WORK TO BE COMPLETED: Reproduce each line that includes the word "按客戶支出".

TASK INPUT:
□ □ □

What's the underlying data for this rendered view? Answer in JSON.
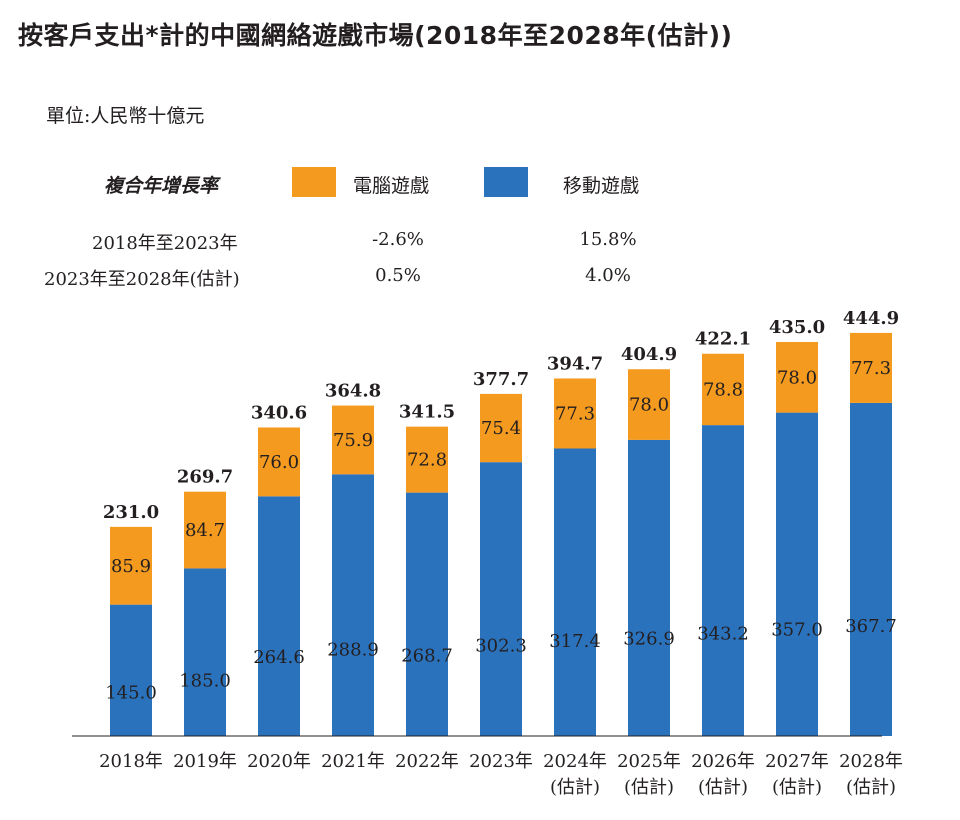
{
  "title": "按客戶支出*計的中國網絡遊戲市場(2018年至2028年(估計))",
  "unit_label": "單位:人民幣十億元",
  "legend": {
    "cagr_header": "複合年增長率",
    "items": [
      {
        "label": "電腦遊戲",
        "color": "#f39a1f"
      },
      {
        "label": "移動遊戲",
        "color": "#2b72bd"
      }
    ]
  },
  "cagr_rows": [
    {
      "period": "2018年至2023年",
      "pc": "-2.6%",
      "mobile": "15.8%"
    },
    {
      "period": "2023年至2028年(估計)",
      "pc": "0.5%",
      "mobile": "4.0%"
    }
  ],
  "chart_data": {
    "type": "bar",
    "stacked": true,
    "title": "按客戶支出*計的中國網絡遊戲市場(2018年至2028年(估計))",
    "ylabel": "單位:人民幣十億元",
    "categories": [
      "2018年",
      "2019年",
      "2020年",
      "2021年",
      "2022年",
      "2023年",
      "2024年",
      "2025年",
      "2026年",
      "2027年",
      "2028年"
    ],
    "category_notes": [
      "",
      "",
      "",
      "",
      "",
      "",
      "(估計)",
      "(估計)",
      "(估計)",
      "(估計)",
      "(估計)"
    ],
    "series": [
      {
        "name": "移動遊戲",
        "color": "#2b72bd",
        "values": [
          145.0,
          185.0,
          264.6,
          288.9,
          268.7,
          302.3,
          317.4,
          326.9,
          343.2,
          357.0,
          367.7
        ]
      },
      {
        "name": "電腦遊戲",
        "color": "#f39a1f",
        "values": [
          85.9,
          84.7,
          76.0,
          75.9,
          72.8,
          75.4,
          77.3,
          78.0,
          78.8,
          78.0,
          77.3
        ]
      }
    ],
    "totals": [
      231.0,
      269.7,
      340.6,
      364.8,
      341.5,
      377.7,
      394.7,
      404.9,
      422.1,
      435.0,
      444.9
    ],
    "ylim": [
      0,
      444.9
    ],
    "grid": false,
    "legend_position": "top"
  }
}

□ □ □

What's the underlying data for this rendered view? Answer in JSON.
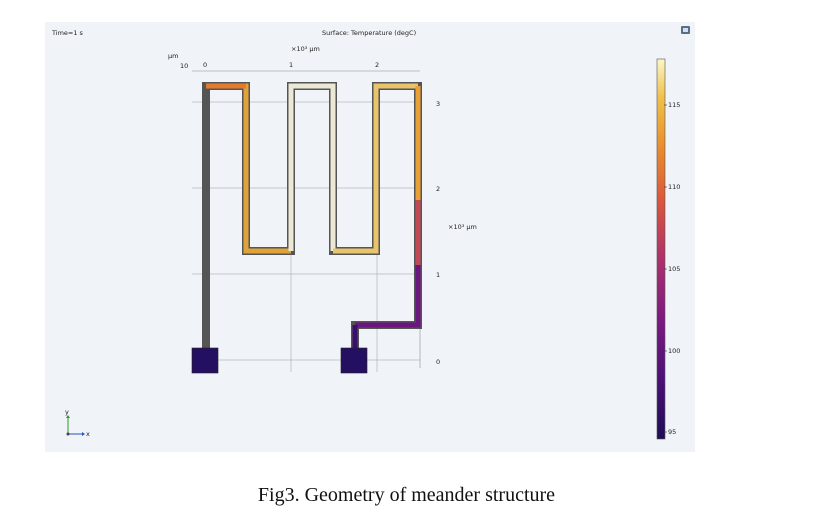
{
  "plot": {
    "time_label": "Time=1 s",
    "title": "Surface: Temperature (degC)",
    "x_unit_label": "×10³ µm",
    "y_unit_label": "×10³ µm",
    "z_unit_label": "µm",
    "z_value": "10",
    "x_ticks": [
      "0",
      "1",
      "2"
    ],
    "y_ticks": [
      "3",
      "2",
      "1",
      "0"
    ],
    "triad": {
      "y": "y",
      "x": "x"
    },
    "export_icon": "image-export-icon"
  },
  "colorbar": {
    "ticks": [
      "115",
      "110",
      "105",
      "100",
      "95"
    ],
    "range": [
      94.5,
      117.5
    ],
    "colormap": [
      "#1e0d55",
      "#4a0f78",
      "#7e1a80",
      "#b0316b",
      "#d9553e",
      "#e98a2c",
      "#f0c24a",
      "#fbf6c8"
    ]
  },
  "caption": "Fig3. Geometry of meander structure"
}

□ □ □

THE RESULT:
  "title": "按客戶支出*計的中國網絡遊戲市場(2018年至2028年(估計))",
    "title": "按客戶支出*計的中國網絡遊戲市場(2018年至2028年(估計))",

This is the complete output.